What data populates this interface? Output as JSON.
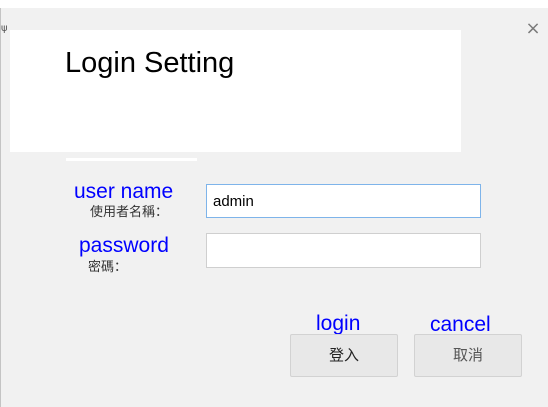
{
  "dialog": {
    "close_glyph": "×",
    "edge_glyph": "ψ",
    "title": "Login Setting"
  },
  "form": {
    "username": {
      "label_en": "user name",
      "label_zh": "使用者名稱：",
      "value": "admin"
    },
    "password": {
      "label_en": "password",
      "label_zh": "密碼：",
      "value": ""
    }
  },
  "actions": {
    "login_caption": "login",
    "login_label": "登入",
    "cancel_caption": "cancel",
    "cancel_label": "取消"
  },
  "colors": {
    "annotation": "#0000ff",
    "focused_border": "#7eb4ea"
  }
}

◇ ◇ ◇ ◇

#### THE PROBLEM:
Transcribe the listing in full and omit the pictures.

#### CORRECT RESULT:
What data populates this interface? Output as JSON.
{
  "dialog": {
    "close_glyph": "×",
    "edge_glyph": "ψ",
    "title": "Login Setting"
  },
  "form": {
    "username": {
      "label_en": "user name",
      "label_zh": "使用者名稱：",
      "value": "admin"
    },
    "password": {
      "label_en": "password",
      "label_zh": "密碼：",
      "value": ""
    }
  },
  "actions": {
    "login_caption": "login",
    "login_label": "登入",
    "cancel_caption": "cancel",
    "cancel_label": "取消"
  },
  "colors": {
    "annotation": "#0000ff",
    "focused_border": "#7eb4ea"
  }
}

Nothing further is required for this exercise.